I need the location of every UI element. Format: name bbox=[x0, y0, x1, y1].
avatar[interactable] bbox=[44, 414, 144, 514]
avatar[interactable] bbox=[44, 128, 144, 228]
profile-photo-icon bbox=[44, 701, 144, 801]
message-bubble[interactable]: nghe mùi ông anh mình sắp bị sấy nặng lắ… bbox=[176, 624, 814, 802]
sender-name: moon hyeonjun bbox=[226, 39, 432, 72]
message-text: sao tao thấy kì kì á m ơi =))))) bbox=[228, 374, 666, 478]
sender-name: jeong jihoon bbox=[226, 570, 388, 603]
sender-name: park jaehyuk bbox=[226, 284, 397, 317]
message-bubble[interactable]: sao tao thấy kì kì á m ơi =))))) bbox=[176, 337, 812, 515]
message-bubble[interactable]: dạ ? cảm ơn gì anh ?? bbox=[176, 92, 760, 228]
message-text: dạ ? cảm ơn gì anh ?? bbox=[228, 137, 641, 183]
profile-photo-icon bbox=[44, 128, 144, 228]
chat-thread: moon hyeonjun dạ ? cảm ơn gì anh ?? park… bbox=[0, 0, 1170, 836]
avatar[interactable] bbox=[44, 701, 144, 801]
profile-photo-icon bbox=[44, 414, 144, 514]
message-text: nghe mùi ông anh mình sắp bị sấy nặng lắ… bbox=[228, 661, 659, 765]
+ + + +
-- Exercise directions --
Copy every one of the rows above verbatim, character for character.

-- Result --
I need the location of every UI element. Format: name bbox=[x0, y0, x1, y1].
avatar[interactable] bbox=[44, 414, 144, 514]
avatar[interactable] bbox=[44, 128, 144, 228]
profile-photo-icon bbox=[44, 701, 144, 801]
message-bubble[interactable]: nghe mùi ông anh mình sắp bị sấy nặng lắ… bbox=[176, 624, 814, 802]
sender-name: moon hyeonjun bbox=[226, 39, 432, 72]
message-text: sao tao thấy kì kì á m ơi =))))) bbox=[228, 374, 666, 478]
sender-name: jeong jihoon bbox=[226, 570, 388, 603]
sender-name: park jaehyuk bbox=[226, 284, 397, 317]
message-bubble[interactable]: sao tao thấy kì kì á m ơi =))))) bbox=[176, 337, 812, 515]
message-bubble[interactable]: dạ ? cảm ơn gì anh ?? bbox=[176, 92, 760, 228]
message-text: dạ ? cảm ơn gì anh ?? bbox=[228, 137, 641, 183]
profile-photo-icon bbox=[44, 128, 144, 228]
chat-thread: moon hyeonjun dạ ? cảm ơn gì anh ?? park… bbox=[0, 0, 1170, 836]
avatar[interactable] bbox=[44, 701, 144, 801]
profile-photo-icon bbox=[44, 414, 144, 514]
message-text: nghe mùi ông anh mình sắp bị sấy nặng lắ… bbox=[228, 661, 659, 765]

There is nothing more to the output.